ISTRUZIONE A >> Trascrivi dalla lettera sul Vajont il passo che comincia con «Come tutti i» e prosegue fino a «fluida come dovrebbe.».
ISTRUZIONE B >> Secondo la lettera sul Vajont, per quale motivo le storie costruite dai ricercatori vanno condivise?

━━ PAGINA

Caro Marco,
sono una ricercatrice dell’INGV. Come molti colleghi ho letto con grande attenzione il tuo articolo sull’anniversario del Vajont e il parallelo che hai disegnato con la vicenda tristissima del terremoto de L’Aquila. Come alcuni colleghi, non resisto alla tentazione di scriverti: i punti che sollevi sono importanti, e mi piace leggere il tuo articolo come una apertura al dialogo e al confronto. Siccome di questo credo ci sia grande, urgentissimo bisogno, ne approfitto e ti scrivo.
Inizierò col dirti che non sono sismologa, e nella mia piccola attività di ricerca non mi sono mai occupata di terremoti: studio i vulcani. Anche per questo motivo, non voglio entrare nel merito della vicenda Aquilana. Come immaginerai, la mia posizione su quella vicenda è un po’ diversa da quella che hai espresso nel tuo articolo, e magari un’altra volta ne parliamo. Ma non mi voglio inoltrare nei dettagli del processo per non perdere il filo di alcune riflessioni che sono emerse leggendoti, e che mi sembrano importanti.
Mi piace pensare che il mio lavoro e il tuo un poco si assomiglino. Le nostre metodologie hanno poco a che fare con il teatro, ma anche noi, a modo nostro, costruiamo storie. Osserviamo il mondo reale, raccogliamo dati e poi cerchiamo quei nessi, quelle connessioni che trasformano tanti elementi separati in una storia coerente. Le nostre storie raccontano l’evoluzione del pianeta e devono contenere e conciliare tutte le informazioni disponibili. Se anche un solo dato non è coerente, la storia va riformulata, insieme alle nostre ipotesi. Quando il racconto ci convince, ne studiamo le implicazioni e immaginiamo come continuerà in futuro, o come potrebbe cambiare se cambiassero le circostanze in cui si dipana.
Come tutti i racconti, anche le nostre storie nascono per essere condivise. E non solo perché lo stupore e la bellezza della scoperta devono essere patrimonio comune. Vanno condivise perché dalla conoscenza discendono la consapevolezza e la possibilità di scelta. La società civile dovrebbe trarre il maggior vantaggio possibile dalla conoscenza scientifica, ma constato con tristezza che questo non sempre avviene. La comunicazione fra comunità scientifica e società civile non scorre fluida come dovrebbe.
Non sono così ingenua da credere che la colpa sia sistematicamente del giornalista (o dell’attore) di turno. Qualcosa non sta funzionando e credo sia nostro compito cercare di capire dove sta il problema ed esplorare modalità di comunicazione più efficaci.

━━━━
━━ RIGHE MOSTRATE

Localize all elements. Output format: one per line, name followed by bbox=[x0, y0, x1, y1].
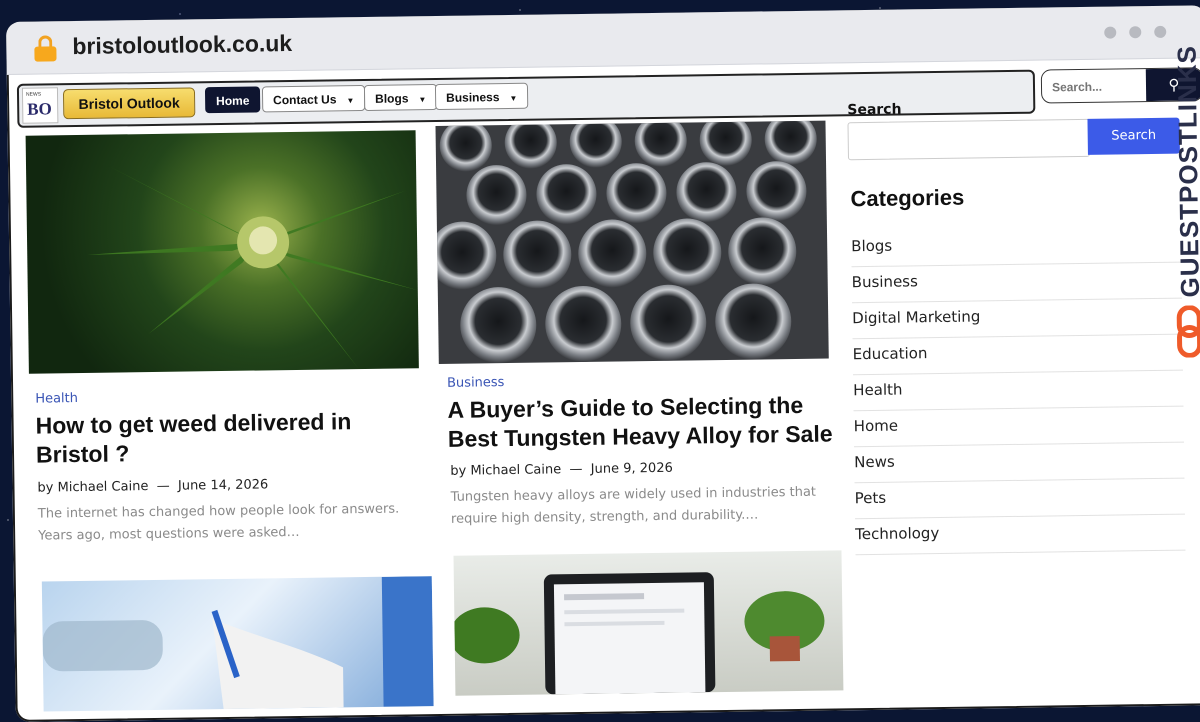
caret-down-icon: ▼ bbox=[418, 95, 427, 105]
category-link-blogs[interactable]: Blogs bbox=[851, 227, 1182, 268]
post-date: June 14, 2026 bbox=[177, 477, 269, 494]
site-logo[interactable]: NEWS BO bbox=[21, 87, 59, 124]
metal-rings-image bbox=[435, 120, 817, 364]
category-link-home[interactable]: Home bbox=[853, 407, 1184, 448]
caret-down-icon: ▼ bbox=[346, 96, 355, 106]
cannabis-leaf-image bbox=[87, 164, 418, 370]
address-bar[interactable]: bristoloutlook.co.uk bbox=[72, 30, 292, 60]
laptop-desk-image bbox=[453, 572, 825, 695]
post-date: June 9, 2026 bbox=[590, 460, 673, 477]
main-navbar: NEWS BO Bristol Outlook Home Contact Us ▼… bbox=[16, 69, 1036, 128]
browser-titlebar: bristoloutlook.co.uk bbox=[6, 5, 1200, 75]
window-controls bbox=[1104, 25, 1167, 39]
guestpostlinks-watermark: GUESTPOSTLINKS bbox=[1169, 44, 1200, 361]
category-link-pets[interactable]: Pets bbox=[854, 479, 1185, 520]
lock-icon bbox=[34, 35, 57, 62]
chain-link-icon bbox=[1176, 305, 1200, 358]
post-category[interactable]: Health bbox=[35, 391, 78, 407]
post-title[interactable]: A Buyer’s Guide to Selecting the Best Tu… bbox=[447, 390, 840, 453]
window-dot-icon[interactable] bbox=[1154, 25, 1167, 38]
post-excerpt: Tungsten heavy alloys are widely used in… bbox=[450, 484, 817, 527]
watermark-text: GUESTPOSTLINKS bbox=[1171, 44, 1200, 298]
sidebar-search-input[interactable] bbox=[847, 118, 1090, 161]
window-dot-icon[interactable] bbox=[1129, 26, 1142, 39]
category-link-education[interactable]: Education bbox=[852, 335, 1183, 376]
nav-item-blogs[interactable]: Blogs ▼ bbox=[363, 83, 438, 112]
brand-name[interactable]: Bristol Outlook bbox=[62, 87, 196, 120]
post-author[interactable]: by Michael Caine bbox=[37, 479, 148, 496]
category-link-business[interactable]: Business bbox=[851, 263, 1182, 304]
window-dot-icon[interactable] bbox=[1104, 26, 1117, 39]
caret-down-icon: ▼ bbox=[509, 93, 518, 103]
post-author[interactable]: by Michael Caine bbox=[450, 462, 561, 479]
post-image[interactable] bbox=[435, 120, 829, 364]
medical-test-image bbox=[42, 576, 434, 710]
nav-item-home[interactable]: Home bbox=[204, 86, 261, 114]
browser-window: bristoloutlook.co.uk NEWS BO Bristol Out… bbox=[6, 5, 1200, 722]
category-link-digital-marketing[interactable]: Digital Marketing bbox=[852, 299, 1183, 340]
sidebar-search-button[interactable]: Search bbox=[1087, 117, 1180, 155]
post-excerpt: The internet has changed how people look… bbox=[37, 501, 400, 544]
categories-heading: Categories bbox=[850, 184, 965, 212]
post-meta: by Michael Caine — June 14, 2026 bbox=[37, 477, 269, 496]
category-link-technology[interactable]: Technology bbox=[855, 515, 1186, 556]
post-meta: by Michael Caine — June 9, 2026 bbox=[450, 460, 673, 479]
nav-item-contact-us[interactable]: Contact Us ▼ bbox=[261, 84, 366, 113]
post-category[interactable]: Business bbox=[447, 375, 505, 391]
nav-item-business[interactable]: Business ▼ bbox=[434, 82, 529, 111]
category-link-news[interactable]: News bbox=[854, 443, 1185, 484]
post-title[interactable]: How to get weed delivered in Bristol ? bbox=[35, 406, 426, 469]
categories-list: Blogs Business Digital Marketing Educati… bbox=[851, 227, 1186, 557]
post-image[interactable] bbox=[41, 576, 434, 712]
post-image[interactable] bbox=[25, 130, 419, 374]
post-image[interactable] bbox=[453, 550, 844, 696]
category-link-health[interactable]: Health bbox=[853, 371, 1184, 412]
sidebar-search-label: Search bbox=[847, 101, 902, 119]
header-search-input[interactable] bbox=[1041, 68, 1155, 104]
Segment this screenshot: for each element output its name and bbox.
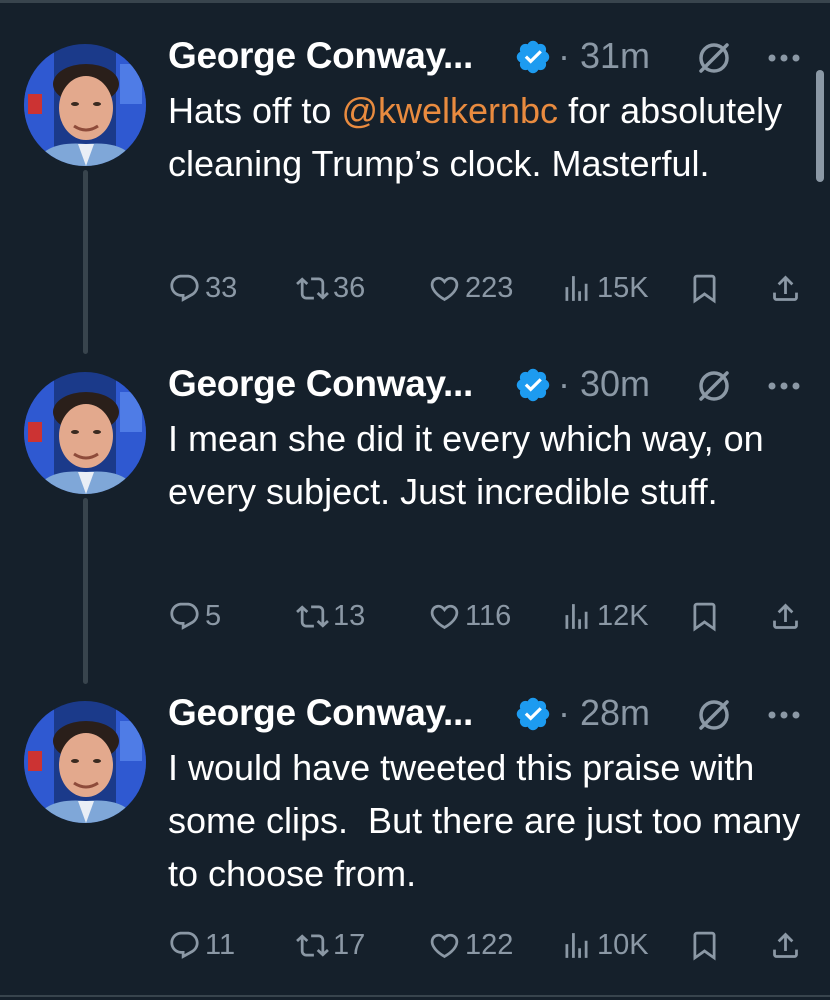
bookmark-icon <box>693 931 716 961</box>
tweet-text-part: I would have tweeted this praise with so… <box>168 747 811 894</box>
share-icon <box>773 932 798 958</box>
tweet-text-part: Hats off to <box>168 90 342 131</box>
tweet-header: George Conway... · 30m <box>168 362 808 406</box>
views-count: 10K <box>597 928 649 961</box>
more-icon[interactable] <box>764 38 804 78</box>
views-icon <box>565 603 588 629</box>
verified-badge-icon <box>514 366 552 404</box>
views-count: 15K <box>597 271 649 304</box>
like-button[interactable]: 122 <box>428 925 513 965</box>
views-count: 12K <box>597 599 649 632</box>
tweet-timestamp[interactable]: · 30m <box>558 362 650 406</box>
like-icon <box>430 933 459 958</box>
avatar[interactable] <box>24 44 146 166</box>
grok-icon[interactable] <box>694 695 734 735</box>
tweet-actions: 11 17 122 10K <box>168 925 808 965</box>
author-name[interactable]: George Conway... <box>168 362 473 406</box>
reply-count: 11 <box>205 928 236 961</box>
time-value: 28m <box>580 692 651 733</box>
retweet-count: 36 <box>333 271 366 304</box>
bookmark-button[interactable] <box>688 268 721 308</box>
verified-badge-icon <box>514 695 552 733</box>
like-icon <box>430 604 459 629</box>
reply-icon <box>170 931 199 959</box>
more-icon[interactable] <box>764 366 804 406</box>
mention-link[interactable]: @kwelkernbc <box>341 90 558 131</box>
tweet-text: Hats off to @kwelkernbc for absolutely c… <box>168 84 813 190</box>
like-button[interactable]: 223 <box>428 268 513 308</box>
tweet[interactable]: George Conway... · 31m Hats off to @kwel… <box>0 0 830 320</box>
reply-count: 33 <box>205 271 238 304</box>
reply-count: 5 <box>205 599 222 632</box>
views-button[interactable]: 10K <box>560 925 649 965</box>
views-button[interactable]: 12K <box>560 596 649 636</box>
share-icon <box>773 603 798 629</box>
author-name[interactable]: George Conway... <box>168 34 473 78</box>
like-icon <box>430 276 459 301</box>
reply-button[interactable]: 5 <box>168 596 221 636</box>
retweet-icon <box>296 933 329 957</box>
share-button[interactable] <box>769 596 802 636</box>
share-button[interactable] <box>769 925 802 965</box>
tweet[interactable]: George Conway... · 30m I mean she did it… <box>0 328 830 648</box>
retweet-icon <box>296 604 329 628</box>
reply-icon <box>170 274 199 302</box>
like-count: 122 <box>465 928 514 961</box>
views-button[interactable]: 15K <box>560 268 649 308</box>
share-button[interactable] <box>769 268 802 308</box>
like-count: 116 <box>465 599 512 632</box>
like-button[interactable]: 116 <box>428 596 511 636</box>
retweet-count: 17 <box>333 928 366 961</box>
tweet-text-part: I mean she did it every which way, on ev… <box>168 418 774 512</box>
tweet-header: George Conway... · 28m <box>168 691 808 735</box>
bookmark-icon <box>693 602 716 632</box>
tweet-header: George Conway... · 31m <box>168 34 808 78</box>
retweet-count: 13 <box>333 599 366 632</box>
tweet-timestamp[interactable]: · 28m <box>558 691 650 735</box>
tweet-actions: 33 36 223 15K <box>168 268 808 308</box>
like-count: 223 <box>465 271 514 304</box>
reply-button[interactable]: 11 <box>168 925 235 965</box>
retweet-button[interactable]: 36 <box>296 268 365 308</box>
views-icon <box>565 275 588 301</box>
grok-icon[interactable] <box>694 366 734 406</box>
grok-icon[interactable] <box>694 38 734 78</box>
views-icon <box>565 932 588 958</box>
avatar[interactable] <box>24 372 146 494</box>
share-icon <box>773 275 798 301</box>
reply-icon <box>170 602 199 630</box>
bookmark-button[interactable] <box>688 925 721 965</box>
retweet-button[interactable]: 17 <box>296 925 365 965</box>
tweet-text: I mean she did it every which way, on ev… <box>168 412 813 518</box>
tweet-text: I would have tweeted this praise with so… <box>168 741 813 900</box>
bookmark-button[interactable] <box>688 596 721 636</box>
time-value: 31m <box>580 35 651 76</box>
tweet-actions: 5 13 116 12K <box>168 596 808 636</box>
tweet[interactable]: George Conway... · 28m I would have twee… <box>0 657 830 977</box>
time-value: 30m <box>580 363 651 404</box>
avatar[interactable] <box>24 701 146 823</box>
reply-button[interactable]: 33 <box>168 268 237 308</box>
bottom-divider <box>0 995 830 997</box>
tweet-timestamp[interactable]: · 31m <box>558 34 650 78</box>
verified-badge-icon <box>514 38 552 76</box>
author-name[interactable]: George Conway... <box>168 691 473 735</box>
retweet-button[interactable]: 13 <box>296 596 365 636</box>
retweet-icon <box>296 276 329 300</box>
more-icon[interactable] <box>764 695 804 735</box>
bookmark-icon <box>693 274 716 304</box>
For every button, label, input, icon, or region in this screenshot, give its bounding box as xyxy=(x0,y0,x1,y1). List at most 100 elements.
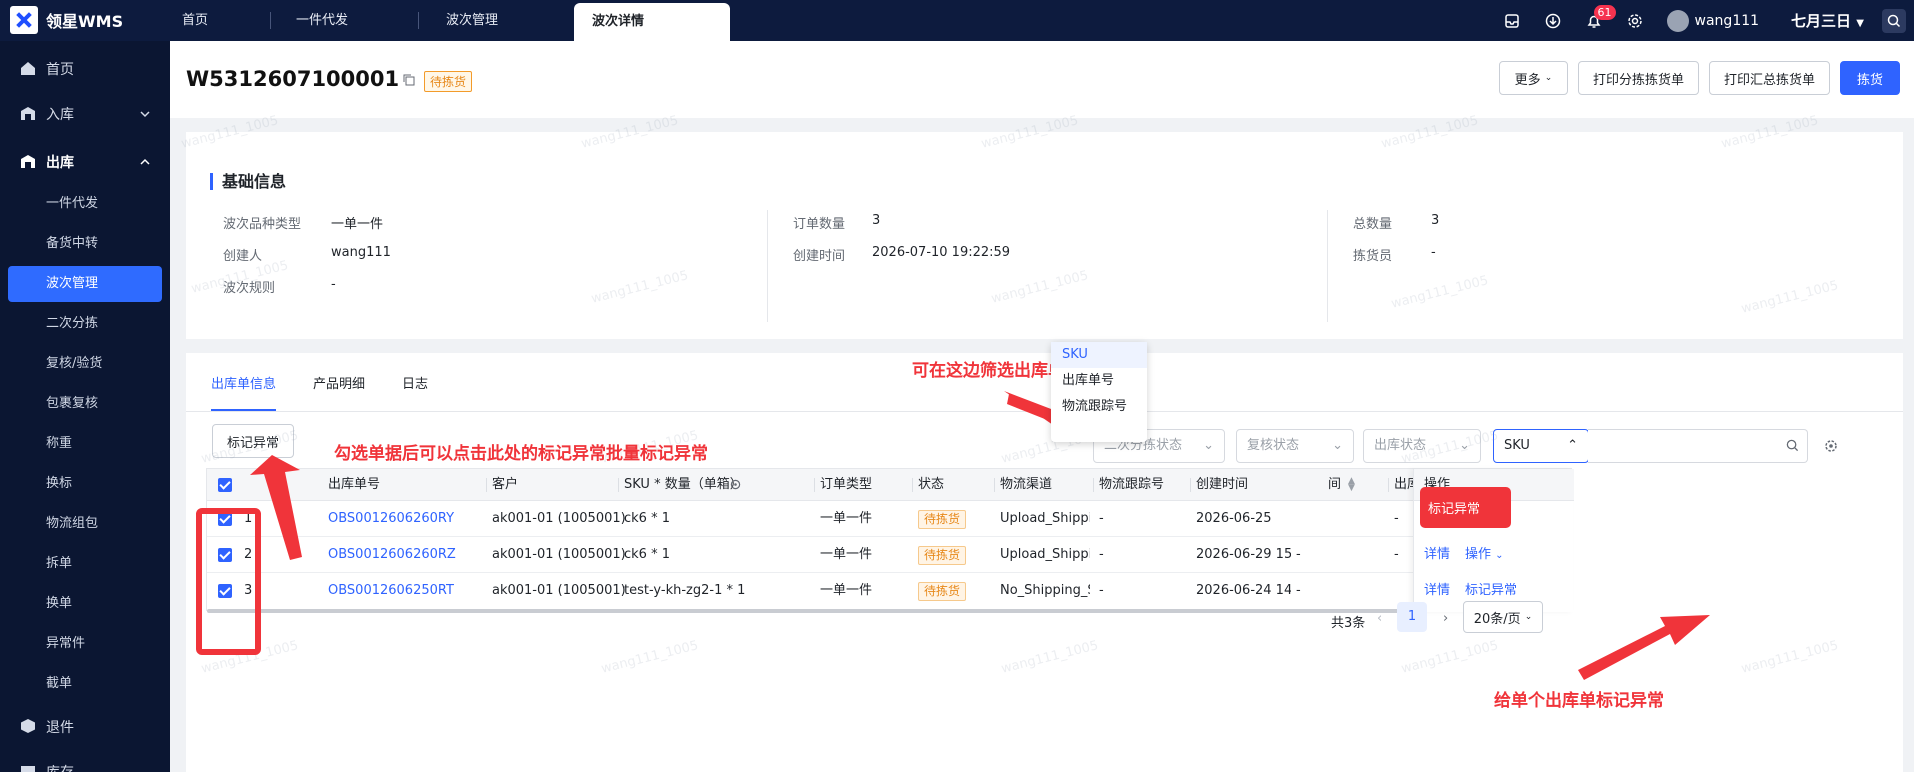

━━━━

RISPOSTA COMPLETA A >>
Come tutti i racconti, anche le nostre storie nascono per essere condivise. E non solo perché lo stupore e la bellezza della scoperta devono essere patrimonio comune. Vanno condivise perché dalla conoscenza discendono la consapevolezza e la possibilità di scelta. La società civile dovrebbe trarre il maggior vantaggio possibile dalla conoscenza scientifica, ma constato con tristezza che questo non sempre avviene. La comunicazione fra comunità scientifica e società civile non scorre fluida come dovrebbe.

RISPOSTA COMPLETA B >> Vanno condivise perché lo stupore e la bellezza della scoperta devono essere patrimonio comune. Soprattutto, dalla conoscenza discendono la consapevolezza e la possibilità di scelta.